Entries taken from a collection
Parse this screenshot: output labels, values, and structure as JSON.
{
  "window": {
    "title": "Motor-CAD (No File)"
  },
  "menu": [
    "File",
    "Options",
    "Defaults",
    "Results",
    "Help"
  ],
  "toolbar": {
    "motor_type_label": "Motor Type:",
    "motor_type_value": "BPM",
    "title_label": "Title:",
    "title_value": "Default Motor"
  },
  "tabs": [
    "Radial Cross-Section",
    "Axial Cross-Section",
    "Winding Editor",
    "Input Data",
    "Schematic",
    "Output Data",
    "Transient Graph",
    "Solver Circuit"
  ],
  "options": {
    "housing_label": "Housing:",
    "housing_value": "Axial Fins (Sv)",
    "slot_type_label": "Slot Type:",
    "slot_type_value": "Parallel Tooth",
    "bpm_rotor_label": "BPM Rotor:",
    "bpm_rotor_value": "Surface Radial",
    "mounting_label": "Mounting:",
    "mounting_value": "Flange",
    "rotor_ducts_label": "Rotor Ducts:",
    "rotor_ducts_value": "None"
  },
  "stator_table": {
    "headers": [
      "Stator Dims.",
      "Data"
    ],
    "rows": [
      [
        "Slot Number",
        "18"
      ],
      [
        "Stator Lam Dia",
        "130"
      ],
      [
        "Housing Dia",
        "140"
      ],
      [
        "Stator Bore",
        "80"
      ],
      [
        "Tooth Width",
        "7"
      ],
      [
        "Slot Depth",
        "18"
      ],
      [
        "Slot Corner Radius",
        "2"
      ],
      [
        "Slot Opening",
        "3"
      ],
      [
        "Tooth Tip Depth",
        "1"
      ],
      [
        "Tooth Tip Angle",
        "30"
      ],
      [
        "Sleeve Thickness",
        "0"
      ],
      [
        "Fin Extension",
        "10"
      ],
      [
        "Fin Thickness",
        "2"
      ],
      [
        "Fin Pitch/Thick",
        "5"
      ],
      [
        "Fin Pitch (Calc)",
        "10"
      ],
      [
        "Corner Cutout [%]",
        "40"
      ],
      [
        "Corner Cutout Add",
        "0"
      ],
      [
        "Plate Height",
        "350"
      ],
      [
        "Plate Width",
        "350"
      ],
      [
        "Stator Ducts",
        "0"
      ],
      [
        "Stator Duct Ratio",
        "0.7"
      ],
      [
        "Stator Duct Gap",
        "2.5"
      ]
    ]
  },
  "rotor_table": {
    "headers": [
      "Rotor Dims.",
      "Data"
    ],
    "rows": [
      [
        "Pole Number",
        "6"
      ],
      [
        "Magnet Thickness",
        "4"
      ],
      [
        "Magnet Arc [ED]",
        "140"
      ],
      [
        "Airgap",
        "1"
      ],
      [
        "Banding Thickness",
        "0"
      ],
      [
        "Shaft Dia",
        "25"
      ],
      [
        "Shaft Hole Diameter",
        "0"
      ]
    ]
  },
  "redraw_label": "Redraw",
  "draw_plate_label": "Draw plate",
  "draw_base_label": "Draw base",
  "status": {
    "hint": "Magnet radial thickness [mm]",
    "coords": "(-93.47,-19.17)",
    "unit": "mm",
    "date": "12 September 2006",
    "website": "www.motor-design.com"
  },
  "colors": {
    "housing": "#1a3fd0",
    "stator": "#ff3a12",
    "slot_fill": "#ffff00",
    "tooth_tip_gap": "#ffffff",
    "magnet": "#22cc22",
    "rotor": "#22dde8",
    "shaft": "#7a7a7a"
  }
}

◆ **SHORT EXERCISE**
Every entry should be printed again exactly as it stands.

◆ **FINAL RESULT**
Parse this screenshot: output labels, values, and structure as JSON.
{
  "window": {
    "title": "Motor-CAD (No File)"
  },
  "menu": [
    "File",
    "Options",
    "Defaults",
    "Results",
    "Help"
  ],
  "toolbar": {
    "motor_type_label": "Motor Type:",
    "motor_type_value": "BPM",
    "title_label": "Title:",
    "title_value": "Default Motor"
  },
  "tabs": [
    "Radial Cross-Section",
    "Axial Cross-Section",
    "Winding Editor",
    "Input Data",
    "Schematic",
    "Output Data",
    "Transient Graph",
    "Solver Circuit"
  ],
  "options": {
    "housing_label": "Housing:",
    "housing_value": "Axial Fins (Sv)",
    "slot_type_label": "Slot Type:",
    "slot_type_value": "Parallel Tooth",
    "bpm_rotor_label": "BPM Rotor:",
    "bpm_rotor_value": "Surface Radial",
    "mounting_label": "Mounting:",
    "mounting_value": "Flange",
    "rotor_ducts_label": "Rotor Ducts:",
    "rotor_ducts_value": "None"
  },
  "stator_table": {
    "headers": [
      "Stator Dims.",
      "Data"
    ],
    "rows": [
      [
        "Slot Number",
        "18"
      ],
      [
        "Stator Lam Dia",
        "130"
      ],
      [
        "Housing Dia",
        "140"
      ],
      [
        "Stator Bore",
        "80"
      ],
      [
        "Tooth Width",
        "7"
      ],
      [
        "Slot Depth",
        "18"
      ],
      [
        "Slot Corner Radius",
        "2"
      ],
      [
        "Slot Opening",
        "3"
      ],
      [
        "Tooth Tip Depth",
        "1"
      ],
      [
        "Tooth Tip Angle",
        "30"
      ],
      [
        "Sleeve Thickness",
        "0"
      ],
      [
        "Fin Extension",
        "10"
      ],
      [
        "Fin Thickness",
        "2"
      ],
      [
        "Fin Pitch/Thick",
        "5"
      ],
      [
        "Fin Pitch (Calc)",
        "10"
      ],
      [
        "Corner Cutout [%]",
        "40"
      ],
      [
        "Corner Cutout Add",
        "0"
      ],
      [
        "Plate Height",
        "350"
      ],
      [
        "Plate Width",
        "350"
      ],
      [
        "Stator Ducts",
        "0"
      ],
      [
        "Stator Duct Ratio",
        "0.7"
      ],
      [
        "Stator Duct Gap",
        "2.5"
      ]
    ]
  },
  "rotor_table": {
    "headers": [
      "Rotor Dims.",
      "Data"
    ],
    "rows": [
      [
        "Pole Number",
        "6"
      ],
      [
        "Magnet Thickness",
        "4"
      ],
      [
        "Magnet Arc [ED]",
        "140"
      ],
      [
        "Airgap",
        "1"
      ],
      [
        "Banding Thickness",
        "0"
      ],
      [
        "Shaft Dia",
        "25"
      ],
      [
        "Shaft Hole Diameter",
        "0"
      ]
    ]
  },
  "redraw_label": "Redraw",
  "draw_plate_label": "Draw plate",
  "draw_base_label": "Draw base",
  "status": {
    "hint": "Magnet radial thickness [mm]",
    "coords": "(-93.47,-19.17)",
    "unit": "mm",
    "date": "12 September 2006",
    "website": "www.motor-design.com"
  },
  "colors": {
    "housing": "#1a3fd0",
    "stator": "#ff3a12",
    "slot_fill": "#ffff00",
    "tooth_tip_gap": "#ffffff",
    "magnet": "#22cc22",
    "rotor": "#22dde8",
    "shaft": "#7a7a7a"
  }
}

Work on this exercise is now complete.